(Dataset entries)
—————

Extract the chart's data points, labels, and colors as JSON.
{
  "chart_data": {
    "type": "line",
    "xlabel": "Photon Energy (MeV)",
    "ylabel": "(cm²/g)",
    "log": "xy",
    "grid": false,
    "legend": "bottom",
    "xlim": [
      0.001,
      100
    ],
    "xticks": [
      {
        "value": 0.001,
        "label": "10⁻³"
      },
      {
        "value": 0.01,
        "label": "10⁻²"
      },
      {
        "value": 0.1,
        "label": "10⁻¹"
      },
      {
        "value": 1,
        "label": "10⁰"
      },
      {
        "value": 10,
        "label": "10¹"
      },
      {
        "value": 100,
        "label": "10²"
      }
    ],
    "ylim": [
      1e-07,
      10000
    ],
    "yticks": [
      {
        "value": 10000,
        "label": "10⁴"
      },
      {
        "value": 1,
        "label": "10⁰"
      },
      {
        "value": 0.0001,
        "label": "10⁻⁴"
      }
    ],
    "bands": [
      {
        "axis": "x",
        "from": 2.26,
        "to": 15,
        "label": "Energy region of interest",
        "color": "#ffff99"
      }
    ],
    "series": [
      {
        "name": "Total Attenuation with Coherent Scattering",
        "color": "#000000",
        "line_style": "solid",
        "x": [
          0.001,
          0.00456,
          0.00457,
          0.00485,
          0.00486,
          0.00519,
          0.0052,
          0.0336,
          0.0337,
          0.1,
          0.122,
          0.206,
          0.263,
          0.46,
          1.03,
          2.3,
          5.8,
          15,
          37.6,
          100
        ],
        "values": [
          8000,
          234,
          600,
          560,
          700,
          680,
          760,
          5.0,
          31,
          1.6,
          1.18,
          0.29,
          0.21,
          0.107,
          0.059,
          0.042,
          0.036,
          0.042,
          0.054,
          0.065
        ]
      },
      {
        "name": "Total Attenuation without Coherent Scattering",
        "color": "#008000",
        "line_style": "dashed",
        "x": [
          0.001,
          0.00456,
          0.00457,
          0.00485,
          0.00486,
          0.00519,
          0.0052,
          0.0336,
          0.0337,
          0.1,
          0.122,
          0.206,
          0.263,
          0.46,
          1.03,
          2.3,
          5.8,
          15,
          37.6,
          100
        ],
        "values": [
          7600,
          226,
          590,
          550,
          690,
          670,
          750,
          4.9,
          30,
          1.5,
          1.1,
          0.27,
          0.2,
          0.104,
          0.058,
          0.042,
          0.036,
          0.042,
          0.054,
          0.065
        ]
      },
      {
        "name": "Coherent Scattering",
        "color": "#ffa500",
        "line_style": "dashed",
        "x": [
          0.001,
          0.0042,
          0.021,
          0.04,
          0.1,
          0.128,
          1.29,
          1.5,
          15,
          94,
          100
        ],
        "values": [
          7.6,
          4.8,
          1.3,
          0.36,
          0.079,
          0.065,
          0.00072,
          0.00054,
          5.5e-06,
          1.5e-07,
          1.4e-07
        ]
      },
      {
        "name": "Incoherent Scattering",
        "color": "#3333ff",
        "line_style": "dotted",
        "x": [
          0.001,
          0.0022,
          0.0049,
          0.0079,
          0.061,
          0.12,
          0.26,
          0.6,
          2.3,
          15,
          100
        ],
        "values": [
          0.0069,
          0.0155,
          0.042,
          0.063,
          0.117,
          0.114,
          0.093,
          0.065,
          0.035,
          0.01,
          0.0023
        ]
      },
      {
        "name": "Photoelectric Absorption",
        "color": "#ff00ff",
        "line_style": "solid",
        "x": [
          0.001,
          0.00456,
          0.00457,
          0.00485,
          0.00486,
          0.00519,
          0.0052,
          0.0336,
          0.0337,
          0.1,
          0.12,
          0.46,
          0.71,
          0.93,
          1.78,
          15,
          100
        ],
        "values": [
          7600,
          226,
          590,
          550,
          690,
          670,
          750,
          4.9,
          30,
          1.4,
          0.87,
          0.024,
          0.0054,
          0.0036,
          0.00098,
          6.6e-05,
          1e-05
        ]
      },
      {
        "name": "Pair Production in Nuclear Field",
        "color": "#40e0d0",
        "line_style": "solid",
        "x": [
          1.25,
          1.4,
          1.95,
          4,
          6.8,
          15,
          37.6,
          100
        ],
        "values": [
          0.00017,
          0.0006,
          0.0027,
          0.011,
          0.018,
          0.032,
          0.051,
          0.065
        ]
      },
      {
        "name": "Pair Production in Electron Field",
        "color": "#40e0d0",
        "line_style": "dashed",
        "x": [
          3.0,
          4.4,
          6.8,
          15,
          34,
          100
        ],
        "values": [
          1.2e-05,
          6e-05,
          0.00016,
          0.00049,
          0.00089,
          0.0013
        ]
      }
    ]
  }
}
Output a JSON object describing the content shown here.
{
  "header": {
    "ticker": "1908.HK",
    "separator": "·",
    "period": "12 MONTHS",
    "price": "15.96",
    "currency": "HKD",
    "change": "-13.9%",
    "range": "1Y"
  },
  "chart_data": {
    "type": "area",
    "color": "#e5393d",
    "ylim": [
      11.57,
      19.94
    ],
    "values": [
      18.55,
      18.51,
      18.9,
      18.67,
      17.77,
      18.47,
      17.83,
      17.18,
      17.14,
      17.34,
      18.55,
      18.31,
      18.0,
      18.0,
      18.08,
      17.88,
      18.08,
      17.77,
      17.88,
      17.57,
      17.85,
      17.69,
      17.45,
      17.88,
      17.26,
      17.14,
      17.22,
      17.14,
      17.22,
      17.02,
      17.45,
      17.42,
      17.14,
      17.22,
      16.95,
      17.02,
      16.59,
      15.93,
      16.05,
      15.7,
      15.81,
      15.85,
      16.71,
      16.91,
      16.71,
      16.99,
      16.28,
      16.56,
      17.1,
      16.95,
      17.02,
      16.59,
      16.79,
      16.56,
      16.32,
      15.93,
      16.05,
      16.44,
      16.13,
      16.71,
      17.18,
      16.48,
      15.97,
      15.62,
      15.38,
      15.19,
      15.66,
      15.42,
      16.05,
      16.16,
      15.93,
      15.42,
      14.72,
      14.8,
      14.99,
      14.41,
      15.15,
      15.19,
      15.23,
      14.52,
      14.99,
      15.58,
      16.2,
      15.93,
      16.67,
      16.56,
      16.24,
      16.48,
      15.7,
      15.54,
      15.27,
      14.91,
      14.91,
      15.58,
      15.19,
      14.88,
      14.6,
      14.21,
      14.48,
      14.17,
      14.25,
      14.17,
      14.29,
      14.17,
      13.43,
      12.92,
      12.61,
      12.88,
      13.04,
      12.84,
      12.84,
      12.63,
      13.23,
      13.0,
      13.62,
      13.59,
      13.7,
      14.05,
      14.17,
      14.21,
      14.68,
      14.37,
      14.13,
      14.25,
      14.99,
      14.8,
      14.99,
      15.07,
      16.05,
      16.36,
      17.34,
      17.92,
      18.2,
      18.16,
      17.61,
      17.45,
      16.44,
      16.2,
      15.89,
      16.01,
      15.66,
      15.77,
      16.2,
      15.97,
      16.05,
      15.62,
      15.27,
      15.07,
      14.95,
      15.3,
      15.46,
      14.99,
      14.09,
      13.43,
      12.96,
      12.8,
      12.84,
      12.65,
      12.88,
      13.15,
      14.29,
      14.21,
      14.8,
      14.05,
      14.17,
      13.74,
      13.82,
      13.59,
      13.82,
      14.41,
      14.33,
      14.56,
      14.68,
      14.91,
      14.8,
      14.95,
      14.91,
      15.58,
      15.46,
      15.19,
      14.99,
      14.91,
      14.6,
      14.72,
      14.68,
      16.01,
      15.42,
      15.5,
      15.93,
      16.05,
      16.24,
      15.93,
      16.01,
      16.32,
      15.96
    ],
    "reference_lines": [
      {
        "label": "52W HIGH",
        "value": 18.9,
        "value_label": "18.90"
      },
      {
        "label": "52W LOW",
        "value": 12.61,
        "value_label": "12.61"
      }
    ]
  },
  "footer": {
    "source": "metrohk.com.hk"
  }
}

—————

▸ **Set exercise**
Go through the data and gather every line that holds "Attenuation".

▸ **Worked answer**
        "name": "Total Attenuation with Coherent Scattering",
        "name": "Total Attenuation without Coherent Scattering",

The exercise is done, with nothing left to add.